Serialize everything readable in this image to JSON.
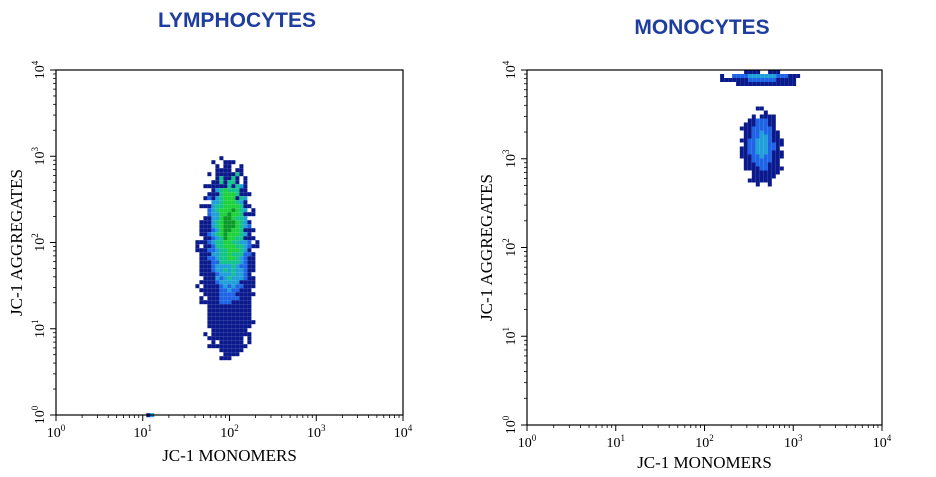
{
  "chart_data": [
    {
      "type": "scatter",
      "subtype": "flow-cytometry-density",
      "title": "LYMPHOCYTES",
      "xlabel": "JC-1 MONOMERS",
      "ylabel": "JC-1 AGGREGATES",
      "xscale": "log",
      "yscale": "log",
      "xlim": [
        1,
        10000
      ],
      "ylim": [
        1,
        10000
      ],
      "ticks": [
        {
          "base": "10",
          "exp": "0"
        },
        {
          "base": "10",
          "exp": "1"
        },
        {
          "base": "10",
          "exp": "2"
        },
        {
          "base": "10",
          "exp": "3"
        },
        {
          "base": "10",
          "exp": "4"
        }
      ],
      "grid": false,
      "density_colors": [
        "#0a1a8c",
        "#1e64e6",
        "#1fa0d8",
        "#12c48c",
        "#1ed23c",
        "#0b9a2a"
      ],
      "populations": [
        {
          "center": [
            95,
            180
          ],
          "x_range": [
            45,
            180
          ],
          "y_range": [
            5,
            900
          ],
          "peak": "green"
        },
        {
          "center": [
            12,
            1.02
          ],
          "x_range": [
            11,
            14
          ],
          "y_range": [
            1,
            1.05
          ],
          "peak": "dark-blue"
        }
      ]
    },
    {
      "type": "scatter",
      "subtype": "flow-cytometry-density",
      "title": "MONOCYTES",
      "xlabel": "JC-1 MONOMERS",
      "ylabel": "JC-1 AGGREGATES",
      "xscale": "log",
      "yscale": "log",
      "xlim": [
        1,
        10000
      ],
      "ylim": [
        1,
        10000
      ],
      "ticks": [
        {
          "base": "10",
          "exp": "0"
        },
        {
          "base": "10",
          "exp": "1"
        },
        {
          "base": "10",
          "exp": "2"
        },
        {
          "base": "10",
          "exp": "3"
        },
        {
          "base": "10",
          "exp": "4"
        }
      ],
      "grid": false,
      "density_colors": [
        "#0a1a8c",
        "#1e64e6",
        "#1fa0d8"
      ],
      "populations": [
        {
          "center": [
            420,
            1500
          ],
          "x_range": [
            250,
            700
          ],
          "y_range": [
            550,
            3500
          ],
          "peak": "light-blue"
        },
        {
          "center": [
            420,
            9000
          ],
          "x_range": [
            150,
            1200
          ],
          "y_range": [
            7000,
            10000
          ],
          "peak": "blue"
        }
      ]
    }
  ]
}
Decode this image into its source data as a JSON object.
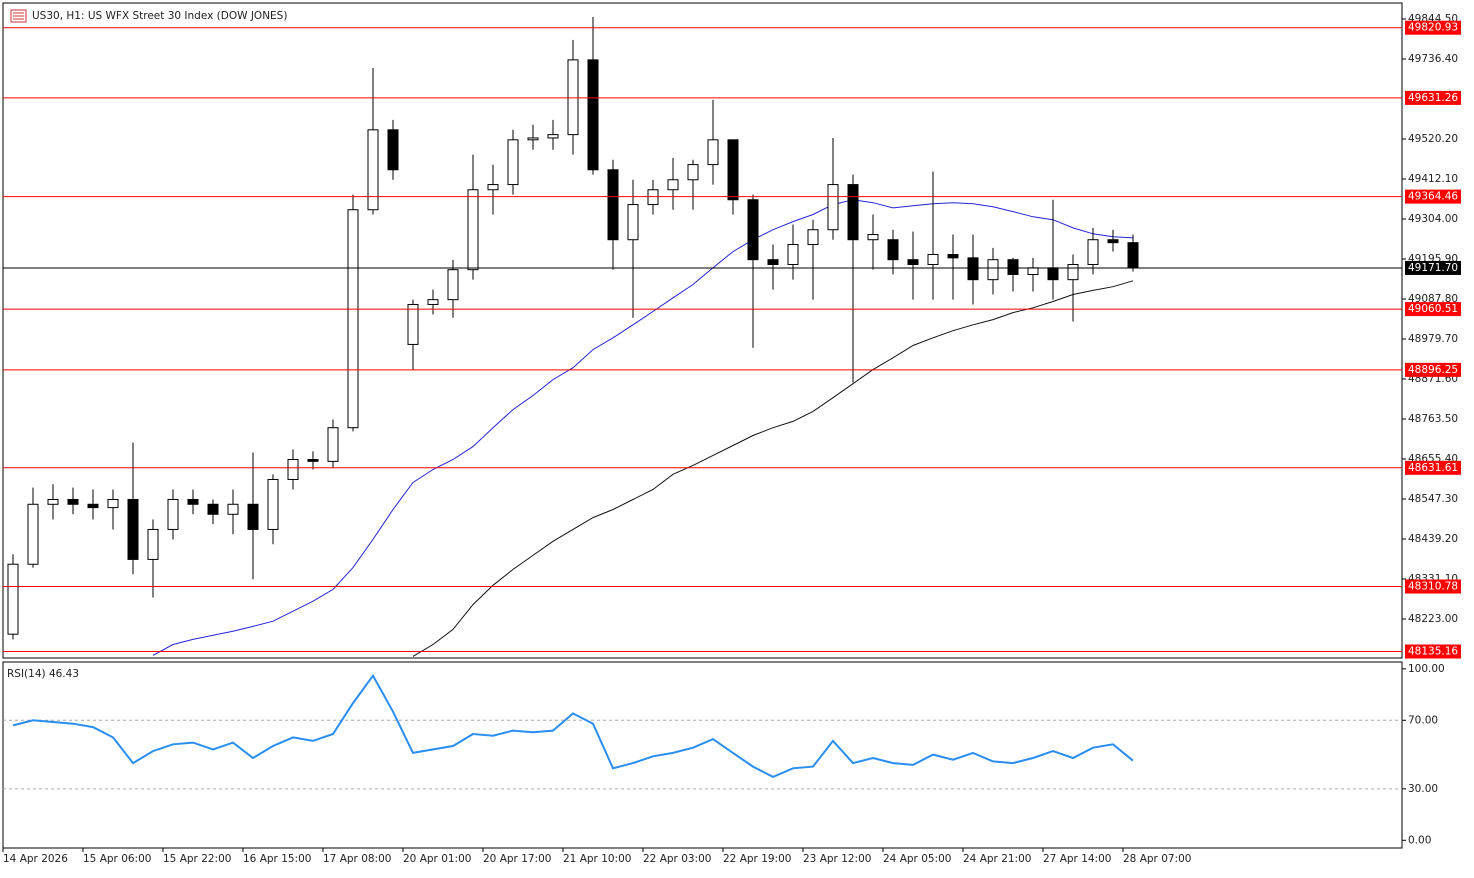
{
  "chart_data": [
    {
      "type": "candlestick",
      "title": "US30, H1:  US WFX Street 30 Index (DOW JONES)",
      "categories": [
        "14 Apr 2026",
        null,
        null,
        null,
        "15 Apr 06:00",
        null,
        null,
        null,
        "15 Apr 22:00",
        null,
        null,
        null,
        "16 Apr 15:00",
        null,
        null,
        null,
        "17 Apr 08:00",
        null,
        null,
        null,
        "20 Apr 01:00",
        null,
        null,
        null,
        "20 Apr 17:00",
        null,
        null,
        null,
        "21 Apr 10:00",
        null,
        null,
        null,
        "22 Apr 03:00",
        null,
        null,
        null,
        "22 Apr 19:00",
        null,
        null,
        null,
        "23 Apr 12:00",
        null,
        null,
        null,
        "24 Apr 05:00",
        null,
        null,
        null,
        "24 Apr 21:00",
        null,
        null,
        null,
        "27 Apr 14:00",
        null,
        null,
        null,
        "28 Apr 07:00"
      ],
      "open": [
        48182,
        48371,
        48533,
        48546,
        48533,
        48524,
        48546,
        48384,
        48465,
        48546,
        48533,
        48506,
        48533,
        48465,
        48600,
        48654,
        48649,
        48740,
        49329,
        49545,
        48965,
        49073,
        49086,
        49167,
        49383,
        49397,
        49518,
        49523,
        49532,
        49734,
        49437,
        49248,
        49343,
        49383,
        49410,
        49451,
        49518,
        49356,
        49194,
        49181,
        49235,
        49275,
        49397,
        49248,
        49248,
        49194,
        49181,
        49208,
        49199,
        49140,
        49194,
        49154,
        49172,
        49140,
        49181,
        49248,
        49240
      ],
      "high": [
        48398,
        48578,
        48587,
        48578,
        48573,
        48573,
        48700,
        48492,
        48573,
        48573,
        48546,
        48573,
        48673,
        48614,
        48681,
        48676,
        48762,
        49370,
        49712,
        49572,
        49086,
        49113,
        49194,
        49478,
        49451,
        49545,
        49559,
        49572,
        49788,
        49850,
        49464,
        49410,
        49410,
        49469,
        49464,
        49626,
        49518,
        49370,
        49235,
        49289,
        49302,
        49523,
        49424,
        49316,
        49275,
        49270,
        49432,
        49262,
        49262,
        49226,
        49199,
        49199,
        49356,
        49208,
        49280,
        49275,
        49262
      ],
      "low": [
        48168,
        48362,
        48492,
        48506,
        48492,
        48465,
        48344,
        48281,
        48438,
        48506,
        48479,
        48452,
        48330,
        48425,
        48573,
        48627,
        48632,
        48730,
        49316,
        49410,
        48897,
        49046,
        49037,
        49140,
        49316,
        49370,
        49491,
        49491,
        49478,
        49424,
        49167,
        49037,
        49316,
        49329,
        49329,
        49397,
        49316,
        48956,
        49113,
        49140,
        49086,
        49248,
        48862,
        49167,
        49154,
        49086,
        49086,
        49086,
        49073,
        49100,
        49108,
        49108,
        49086,
        49027,
        49154,
        49216,
        49162
      ],
      "close": [
        48371,
        48533,
        48546,
        48533,
        48524,
        48546,
        48384,
        48465,
        48546,
        48533,
        48506,
        48533,
        48465,
        48600,
        48654,
        48649,
        48740,
        49329,
        49545,
        49437,
        49073,
        49086,
        49167,
        49383,
        49397,
        49518,
        49523,
        49532,
        49734,
        49437,
        49248,
        49343,
        49383,
        49410,
        49451,
        49518,
        49356,
        49194,
        49181,
        49235,
        49275,
        49397,
        49248,
        49262,
        49194,
        49181,
        49208,
        49199,
        49140,
        49194,
        49154,
        49172,
        49140,
        49181,
        49248,
        49240,
        49171.7
      ],
      "up_color": "#ffffff",
      "down_color": "#000000",
      "lines": [
        {
          "color": "#2323d6",
          "values": [
            null,
            null,
            null,
            null,
            null,
            null,
            null,
            48125,
            48154,
            48168,
            48179,
            48190,
            48203,
            48217,
            48244,
            48271,
            48303,
            48362,
            48438,
            48519,
            48592,
            48627,
            48654,
            48689,
            48740,
            48789,
            48827,
            48870,
            48902,
            48951,
            48983,
            49018,
            49054,
            49091,
            49127,
            49172,
            49216,
            49248,
            49275,
            49297,
            49316,
            49343,
            49356,
            49348,
            49334,
            49340,
            49345,
            49348,
            49345,
            49337,
            49324,
            49310,
            49302,
            49280,
            49264,
            49256,
            49253
          ]
        },
        {
          "color": "#111111",
          "values": [
            null,
            null,
            null,
            null,
            null,
            null,
            null,
            null,
            null,
            null,
            null,
            null,
            null,
            null,
            null,
            null,
            null,
            null,
            null,
            null,
            48122,
            48154,
            48195,
            48262,
            48314,
            48357,
            48395,
            48433,
            48465,
            48497,
            48519,
            48546,
            48573,
            48614,
            48638,
            48665,
            48692,
            48719,
            48740,
            48757,
            48784,
            48821,
            48859,
            48897,
            48929,
            48962,
            48983,
            49002,
            49018,
            49032,
            49051,
            49064,
            49081,
            49100,
            49111,
            49121,
            49137
          ]
        }
      ],
      "levels": [
        49820.93,
        49631.26,
        49364.46,
        49060.51,
        48896.25,
        48631.61,
        48310.78,
        48135.16
      ],
      "level_color": "#ff0000",
      "last_price": {
        "value": 49171.7,
        "label": "49171.70"
      },
      "ylim": [
        48117.6,
        49887.7
      ],
      "yticks": [
        {
          "value": 49844.5,
          "label": "49844.50"
        },
        {
          "value": 49736.4,
          "label": "49736.40"
        },
        {
          "value": 49520.2,
          "label": "49520.20"
        },
        {
          "value": 49412.1,
          "label": "49412.10"
        },
        {
          "value": 49304,
          "label": "49304.00"
        },
        {
          "value": 49195.9,
          "label": "49195.90"
        },
        {
          "value": 49087.8,
          "label": "49087.80"
        },
        {
          "value": 48979.7,
          "label": "48979.70"
        },
        {
          "value": 48871.6,
          "label": "48871.60"
        },
        {
          "value": 48763.5,
          "label": "48763.50"
        },
        {
          "value": 48655.4,
          "label": "48655.40"
        },
        {
          "value": 48547.3,
          "label": "48547.30"
        },
        {
          "value": 48439.2,
          "label": "48439.20"
        },
        {
          "value": 48331.1,
          "label": "48331.10"
        },
        {
          "value": 48223,
          "label": "48223.00"
        }
      ]
    },
    {
      "type": "line",
      "title": "RSI(14) 46.43",
      "color": "#2a8ef0",
      "values": [
        67,
        70,
        69,
        68,
        66,
        60,
        45,
        52,
        56,
        57,
        53,
        57,
        48,
        55,
        60,
        58,
        62,
        80,
        96,
        75,
        51,
        53,
        55,
        62,
        61,
        64,
        63,
        64,
        74,
        68,
        42,
        45,
        49,
        51,
        54,
        59,
        51,
        43,
        37,
        42,
        43,
        58,
        45,
        48,
        45,
        44,
        50,
        47,
        51,
        46,
        45,
        48,
        52,
        48,
        54,
        56,
        46.43
      ],
      "levels": [
        70,
        30
      ],
      "ylim": [
        -4.5,
        104
      ],
      "yticks": [
        {
          "value": 100,
          "label": "100.00"
        },
        {
          "value": 70,
          "label": "70.00"
        },
        {
          "value": 30,
          "label": "30.00"
        },
        {
          "value": 0,
          "label": "0.00"
        }
      ]
    }
  ]
}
◆ ◆ ◆
GIVEN EXERCISE: Lines that include the word "image" are to be extracted from the data above.

EXERCISE OUTPUT:
Serialize everything readable in this image to JSON.
Decode this image into its source data as a JSON object.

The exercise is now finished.